■ Given task ■
Give an exact copy of every line, leaving images out.
--- Records supplied ---
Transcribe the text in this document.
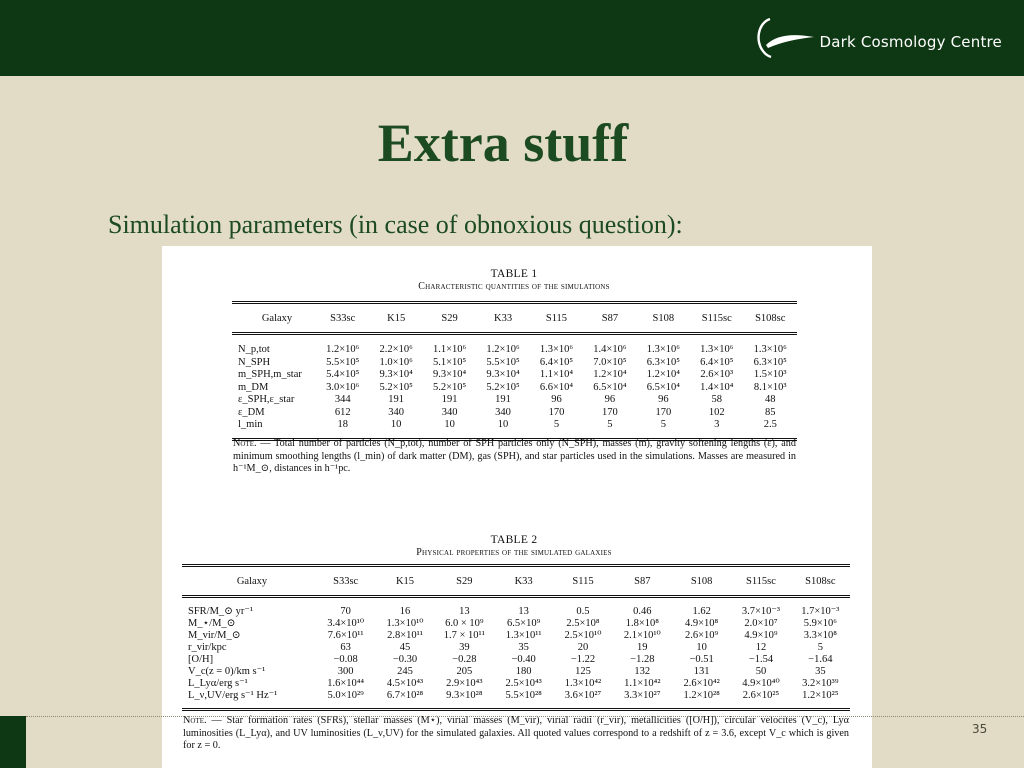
Dark Cosmology Centre
Extra stuff
Simulation parameters (in case of obnoxious question):
TABLE 1
Characteristic quantities of the simulations
Galaxy	S33sc	K15	S29	K33	S115	S87	S108	S115sc	S108sc
N_p,tot	1.2×10⁶	2.2×10⁶	1.1×10⁶	1.2×10⁶	1.3×10⁶	1.4×10⁶	1.3×10⁶	1.3×10⁶	1.3×10⁶
N_SPH	5.5×10⁵	1.0×10⁶	5.1×10⁵	5.5×10⁵	6.4×10⁵	7.0×10⁵	6.3×10⁵	6.4×10⁵	6.3×10⁵
m_SPH,m_star	5.4×10⁵	9.3×10⁴	9.3×10⁴	9.3×10⁴	1.1×10⁴	1.2×10⁴	1.2×10⁴	2.6×10³	1.5×10³
m_DM	3.0×10⁶	5.2×10⁵	5.2×10⁵	5.2×10⁵	6.6×10⁴	6.5×10⁴	6.5×10⁴	1.4×10⁴	8.1×10³
ε_SPH,ε_star	344	191	191	191	96	96	96	58	48
ε_DM	612	340	340	340	170	170	170	102	85
l_min	18	10	10	10	5	5	5	3	2.5
Note. — Total number of particles (N_p,tot), number of SPH particles only (N_SPH), masses (m), gravity softening lengths (ε), and minimum smoothing lengths (l_min) of dark matter (DM), gas (SPH), and star particles used in the simulations. Masses are measured in h⁻¹M_⊙, distances in h⁻¹pc.
TABLE 2
Physical properties of the simulated galaxies
Galaxy	S33sc	K15	S29	K33	S115	S87	S108	S115sc	S108sc
SFR/M_⊙ yr⁻¹	70	16	13	13	0.5	0.46	1.62	3.7×10⁻³	1.7×10⁻³
M_⋆/M_⊙	3.4×10¹⁰	1.3×10¹⁰	6.0 × 10⁹	6.5×10⁹	2.5×10⁸	1.8×10⁸	4.9×10⁸	2.0×10⁷	5.9×10⁶
M_vir/M_⊙	7.6×10¹¹	2.8×10¹¹	1.7 × 10¹¹	1.3×10¹¹	2.5×10¹⁰	2.1×10¹⁰	2.6×10⁹	4.9×10⁹	3.3×10⁸
r_vir/kpc	63	45	39	35	20	19	10	12	5
[O/H]	−0.08	−0.30	−0.28	−0.40	−1.22	−1.28	−0.51	−1.54	−1.64
V_c(z = 0)/km s⁻¹	300	245	205	180	125	132	131	50	35
L_Lyα/erg s⁻¹	1.6×10⁴⁴	4.5×10⁴³	2.9×10⁴³	2.5×10⁴³	1.3×10⁴²	1.1×10⁴²	2.6×10⁴²	4.9×10⁴⁰	3.2×10³⁹
L_ν,UV/erg s⁻¹ Hz⁻¹	5.0×10²⁹	6.7×10²⁸	9.3×10²⁸	5.5×10²⁸	3.6×10²⁷	3.3×10²⁷	1.2×10²⁸	2.6×10²⁵	1.2×10²⁵
Note. — Star formation rates (SFRs), stellar masses (M⋆), virial masses (M_vir), virial radii (r_vir), metallicities ([O/H]), circular velocites (V_c), Lyα luminosities (L_Lyα), and UV luminosities (L_ν,UV) for the simulated galaxies. All quoted values correspond to a redshift of z = 3.6, except V_c which is given for z = 0.
35
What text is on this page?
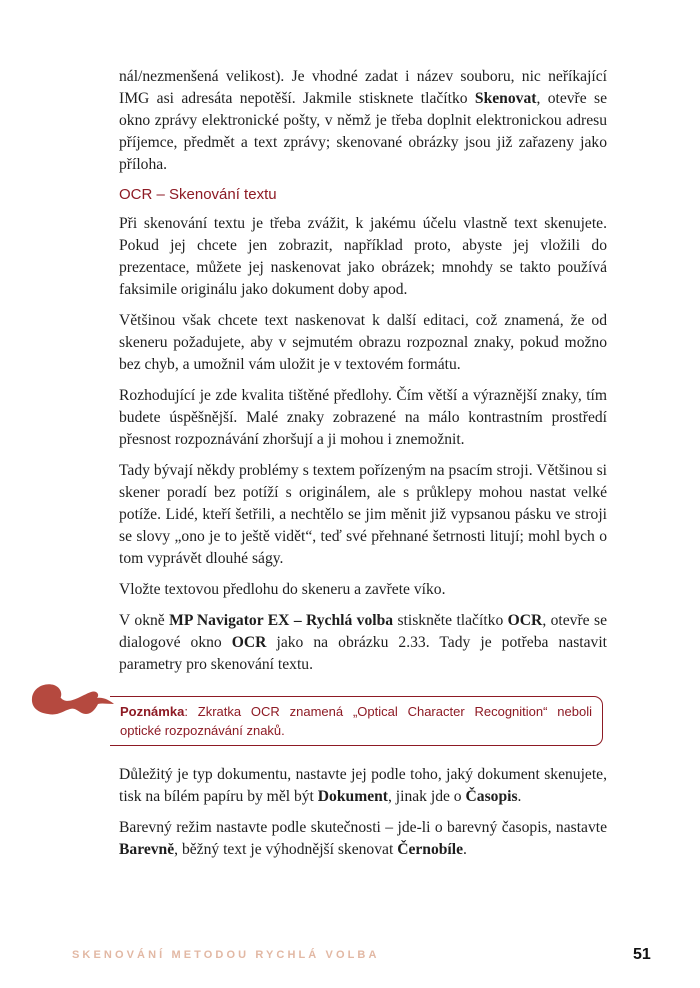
nál/nezmenšená velikost). Je vhodné zadat i název souboru, nic neříkající IMG asi adresáta nepotěší. Jakmile stisknete tlačítko Skenovat, otevře se okno zprávy elektronické pošty, v němž je třeba doplnit elektronickou adresu příjemce, předmět a text zprávy; skenované obrázky jsou již zařazeny jako příloha.

OCR – Skenování textu

Při skenování textu je třeba zvážit, k jakému účelu vlastně text skenujete. Pokud jej chcete jen zobrazit, například proto, abyste jej vložili do prezentace, můžete jej naskenovat jako obrázek; mnohdy se takto používá faksimile originálu jako dokument doby apod.

Většinou však chcete text naskenovat k další editaci, což znamená, že od skeneru požadujete, aby v sejmutém obrazu rozpoznal znaky, pokud možno bez chyb, a umožnil vám uložit je v textovém formátu.

Rozhodující je zde kvalita tištěné předlohy. Čím větší a výraznější znaky, tím budete úspěšnější. Malé znaky zobrazené na málo kontrastním prostředí přesnost rozpoznávání zhoršují a ji mohou i znemožnit.

Tady bývají někdy problémy s textem pořízeným na psacím stroji. Většinou si skener poradí bez potíží s originálem, ale s průklepy mohou nastat velké potíže. Lidé, kteří šetřili, a nechtělo se jim měnit již vypsanou pásku ve stroji se slovy „ono je to ještě vidět“, teď své přehnané šetrnosti litují; mohl bych o tom vyprávět dlouhé ságy.

Vložte textovou předlohu do skeneru a zavřete víko.

V okně MP Navigator EX – Rychlá volba stiskněte tlačítko OCR, otevře se dialogové okno OCR jako na obrázku 2.33. Tady je potřeba nastavit parametry pro skenování textu.

Poznámka: Zkratka OCR znamená „Optical Character Recognition“ neboli optické rozpoznávání znaků.

Důležitý je typ dokumentu, nastavte jej podle toho, jaký dokument skenujete, tisk na bílém papíru by měl být Dokument, jinak jde o Časopis.

Barevný režim nastavte podle skutečnosti – jde-li o barevný časopis, nastavte Barevně, běžný text je výhodnější skenovat Černobíle.

SKENOVÁNÍ METODOU RYCHLÁ VOLBA	51
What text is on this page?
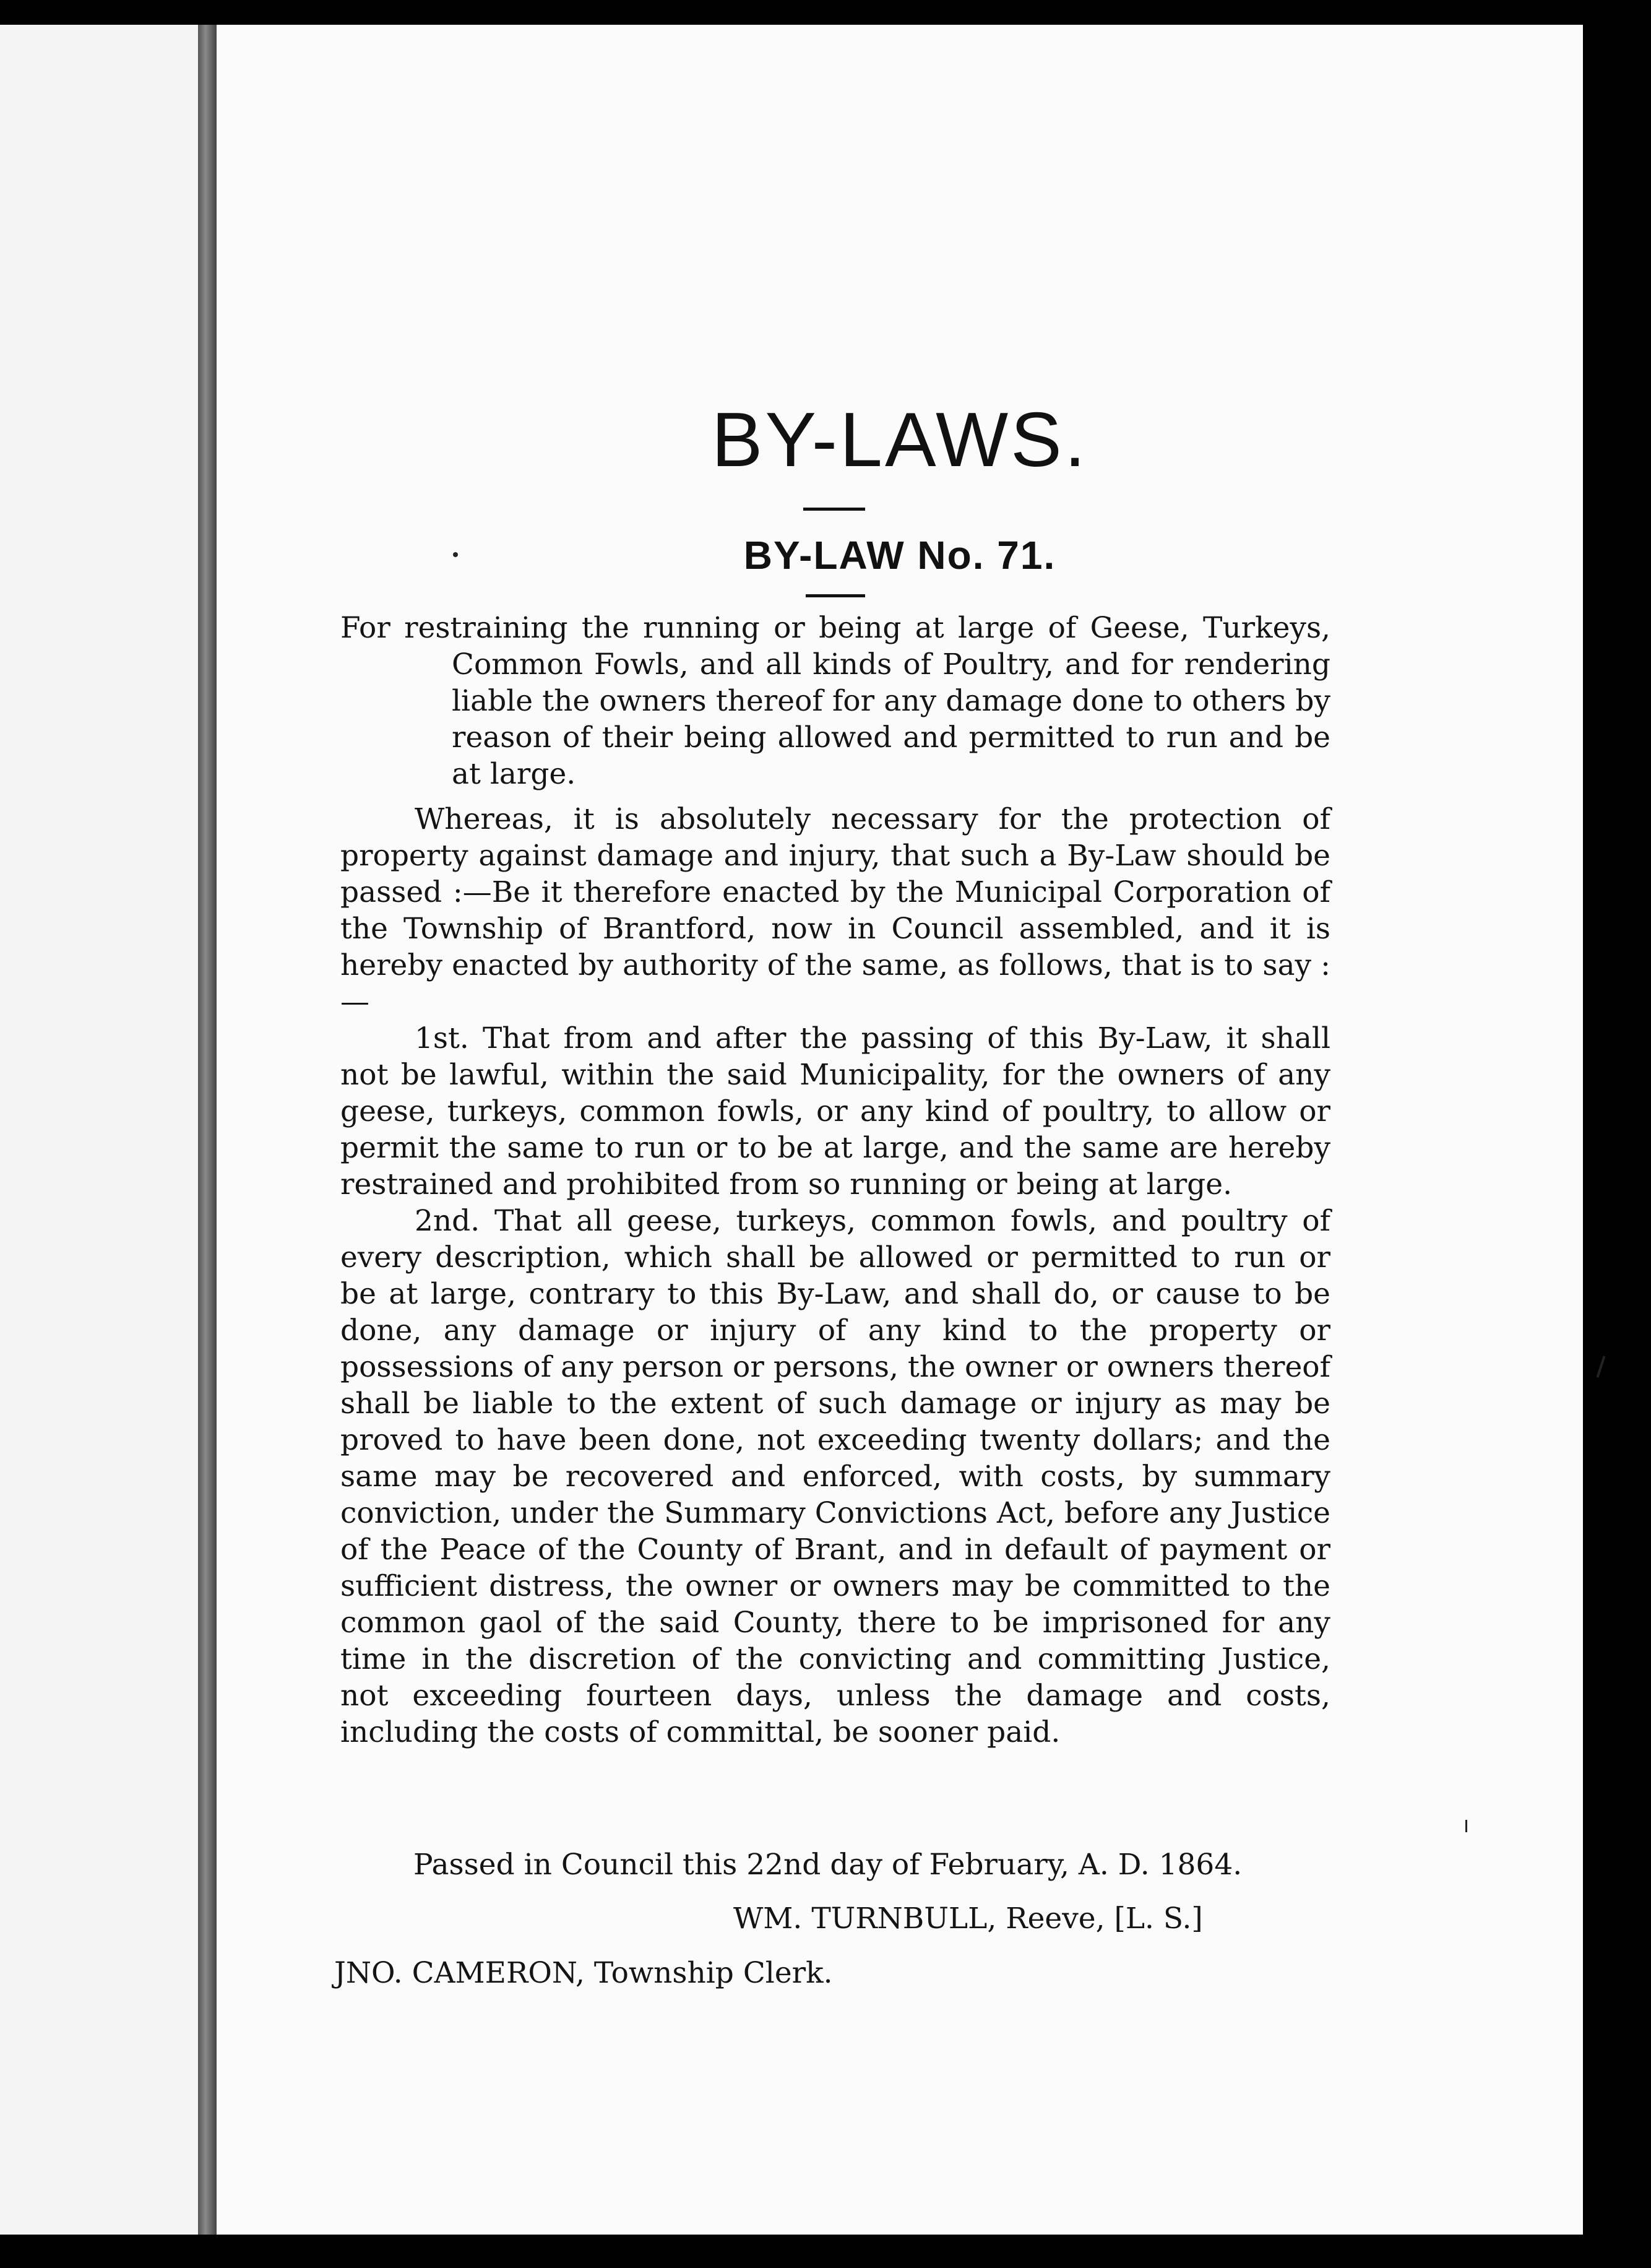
BY-LAWS.
BY-LAW No. 71.

For restraining the running or being at large of Geese, Turkeys, Common Fowls, and all kinds of Poultry, and for rendering liable the owners thereof for any damage done to others by reason of their being allowed and permitted to run and be at large.

Whereas, it is absolutely necessary for the protection of property against damage and injury, that such a By-Law should be passed :—Be it therefore enacted by the Municipal Corporation of the Township of Brantford, now in Council assembled, and it is hereby enacted by authority of the same, as follows, that is to say :—

1st. That from and after the passing of this By-Law, it shall not be lawful, within the said Municipality, for the owners of any geese, turkeys, common fowls, or any kind of poultry, to allow or permit the same to run or to be at large, and the same are hereby restrained and prohibited from so running or being at large.

2nd. That all geese, turkeys, common fowls, and poultry of every description, which shall be allowed or permitted to run or be at large, contrary to this By-Law, and shall do, or cause to be done, any damage or injury of any kind to the property or possessions of any person or persons, the owner or owners thereof shall be liable to the extent of such damage or injury as may be proved to have been done, not exceeding twenty dollars; and the same may be recovered and enforced, with costs, by summary conviction, under the Summary Convictions Act, before any Justice of the Peace of the County of Brant, and in default of payment or sufficient distress, the owner or owners may be committed to the common gaol of the said County, there to be imprisoned for any time in the discretion of the convicting and committing Justice, not exceeding fourteen days, unless the damage and costs, including the costs of committal, be sooner paid.

Passed in Council this 22nd day of February, A. D. 1864.

WM. TURNBULL, Reeve, [L. S.]

JNO. CAMERON, Township Clerk.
---
■ Output below ■
Transcribe the text in this document.
Dark Cosmology Centre
Extra stuff
Simulation parameters (in case of obnoxious question):
TABLE 1
Characteristic quantities of the simulations
Galaxy	S33sc	K15	S29	K33	S115	S87	S108	S115sc	S108sc
N_p,tot	1.2×10⁶	2.2×10⁶	1.1×10⁶	1.2×10⁶	1.3×10⁶	1.4×10⁶	1.3×10⁶	1.3×10⁶	1.3×10⁶
N_SPH	5.5×10⁵	1.0×10⁶	5.1×10⁵	5.5×10⁵	6.4×10⁵	7.0×10⁵	6.3×10⁵	6.4×10⁵	6.3×10⁵
m_SPH,m_star	5.4×10⁵	9.3×10⁴	9.3×10⁴	9.3×10⁴	1.1×10⁴	1.2×10⁴	1.2×10⁴	2.6×10³	1.5×10³
m_DM	3.0×10⁶	5.2×10⁵	5.2×10⁵	5.2×10⁵	6.6×10⁴	6.5×10⁴	6.5×10⁴	1.4×10⁴	8.1×10³
ε_SPH,ε_star	344	191	191	191	96	96	96	58	48
ε_DM	612	340	340	340	170	170	170	102	85
l_min	18	10	10	10	5	5	5	3	2.5
Note. — Total number of particles (N_p,tot), number of SPH particles only (N_SPH), masses (m), gravity softening lengths (ε), and minimum smoothing lengths (l_min) of dark matter (DM), gas (SPH), and star particles used in the simulations. Masses are measured in h⁻¹M_⊙, distances in h⁻¹pc.
TABLE 2
Physical properties of the simulated galaxies
Galaxy	S33sc	K15	S29	K33	S115	S87	S108	S115sc	S108sc
SFR/M_⊙ yr⁻¹	70	16	13	13	0.5	0.46	1.62	3.7×10⁻³	1.7×10⁻³
M_⋆/M_⊙	3.4×10¹⁰	1.3×10¹⁰	6.0 × 10⁹	6.5×10⁹	2.5×10⁸	1.8×10⁸	4.9×10⁸	2.0×10⁷	5.9×10⁶
M_vir/M_⊙	7.6×10¹¹	2.8×10¹¹	1.7 × 10¹¹	1.3×10¹¹	2.5×10¹⁰	2.1×10¹⁰	2.6×10⁹	4.9×10⁹	3.3×10⁸
r_vir/kpc	63	45	39	35	20	19	10	12	5
[O/H]	−0.08	−0.30	−0.28	−0.40	−1.22	−1.28	−0.51	−1.54	−1.64
V_c(z = 0)/km s⁻¹	300	245	205	180	125	132	131	50	35
L_Lyα/erg s⁻¹	1.6×10⁴⁴	4.5×10⁴³	2.9×10⁴³	2.5×10⁴³	1.3×10⁴²	1.1×10⁴²	2.6×10⁴²	4.9×10⁴⁰	3.2×10³⁹
L_ν,UV/erg s⁻¹ Hz⁻¹	5.0×10²⁹	6.7×10²⁸	9.3×10²⁸	5.5×10²⁸	3.6×10²⁷	3.3×10²⁷	1.2×10²⁸	2.6×10²⁵	1.2×10²⁵
Note. — Star formation rates (SFRs), stellar masses (M⋆), virial masses (M_vir), virial radii (r_vir), metallicities ([O/H]), circular velocites (V_c), Lyα luminosities (L_Lyα), and UV luminosities (L_ν,UV) for the simulated galaxies. All quoted values correspond to a redshift of z = 3.6, except V_c which is given for z = 0.
35
What text is on this page?
nál/nezmenšená velikost). Je vhodné zadat i název souboru, nic neříkající IMG asi adresáta nepotěší. Jakmile stisknete tlačítko Skenovat, otevře se okno zprávy elektronické pošty, v němž je třeba doplnit elektronickou adresu příjemce, předmět a text zprávy; skenované obrázky jsou již zařazeny jako příloha.

OCR – Skenování textu

Při skenování textu je třeba zvážit, k jakému účelu vlastně text skenujete. Pokud jej chcete jen zobrazit, například proto, abyste jej vložili do prezentace, můžete jej naskenovat jako obrázek; mnohdy se takto používá faksimile originálu jako dokument doby apod.

Většinou však chcete text naskenovat k další editaci, což znamená, že od skeneru požadujete, aby v sejmutém obrazu rozpoznal znaky, pokud možno bez chyb, a umožnil vám uložit je v textovém formátu.

Rozhodující je zde kvalita tištěné předlohy. Čím větší a výraznější znaky, tím budete úspěšnější. Malé znaky zobrazené na málo kontrastním prostředí přesnost rozpoznávání zhoršují a ji mohou i znemožnit.

Tady bývají někdy problémy s textem pořízeným na psacím stroji. Většinou si skener poradí bez potíží s originálem, ale s průklepy mohou nastat velké potíže. Lidé, kteří šetřili, a nechtělo se jim měnit již vypsanou pásku ve stroji se slovy „ono je to ještě vidět“, teď své přehnané šetrnosti litují; mohl bych o tom vyprávět dlouhé ságy.

Vložte textovou předlohu do skeneru a zavřete víko.

V okně MP Navigator EX – Rychlá volba stiskněte tlačítko OCR, otevře se dialogové okno OCR jako na obrázku 2.33. Tady je potřeba nastavit parametry pro skenování textu.

Poznámka: Zkratka OCR znamená „Optical Character Recognition“ neboli optické rozpoznávání znaků.

Důležitý je typ dokumentu, nastavte jej podle toho, jaký dokument skenujete, tisk na bílém papíru by měl být Dokument, jinak jde o Časopis.

Barevný režim nastavte podle skutečnosti – jde-li o barevný časopis, nastavte Barevně, běžný text je výhodnější skenovat Černobíle.

SKENOVÁNÍ METODOU RYCHLÁ VOLBA	51
What text is on this page?
BY-LAWS.
BY-LAW No. 71.

For restraining the running or being at large of Geese, Turkeys, Common Fowls, and all kinds of Poultry, and for rendering liable the owners thereof for any damage done to others by reason of their being allowed and permitted to run and be at large.

Whereas, it is absolutely necessary for the protection of property against damage and injury, that such a By-Law should be passed :—Be it therefore enacted by the Municipal Corporation of the Township of Brantford, now in Council assembled, and it is hereby enacted by authority of the same, as follows, that is to say :—

1st. That from and after the passing of this By-Law, it shall not be lawful, within the said Municipality, for the owners of any geese, turkeys, common fowls, or any kind of poultry, to allow or permit the same to run or to be at large, and the same are hereby restrained and prohibited from so running or being at large.

2nd. That all geese, turkeys, common fowls, and poultry of every description, which shall be allowed or permitted to run or be at large, contrary to this By-Law, and shall do, or cause to be done, any damage or injury of any kind to the property or possessions of any person or persons, the owner or owners thereof shall be liable to the extent of such damage or injury as may be proved to have been done, not exceeding twenty dollars; and the same may be recovered and enforced, with costs, by summary conviction, under the Summary Convictions Act, before any Justice of the Peace of the County of Brant, and in default of payment or sufficient distress, the owner or owners may be committed to the common gaol of the said County, there to be imprisoned for any time in the discretion of the convicting and committing Justice, not exceeding fourteen days, unless the damage and costs, including the costs of committal, be sooner paid.

Passed in Council this 22nd day of February, A. D. 1864.

WM. TURNBULL, Reeve, [L. S.]

JNO. CAMERON, Township Clerk.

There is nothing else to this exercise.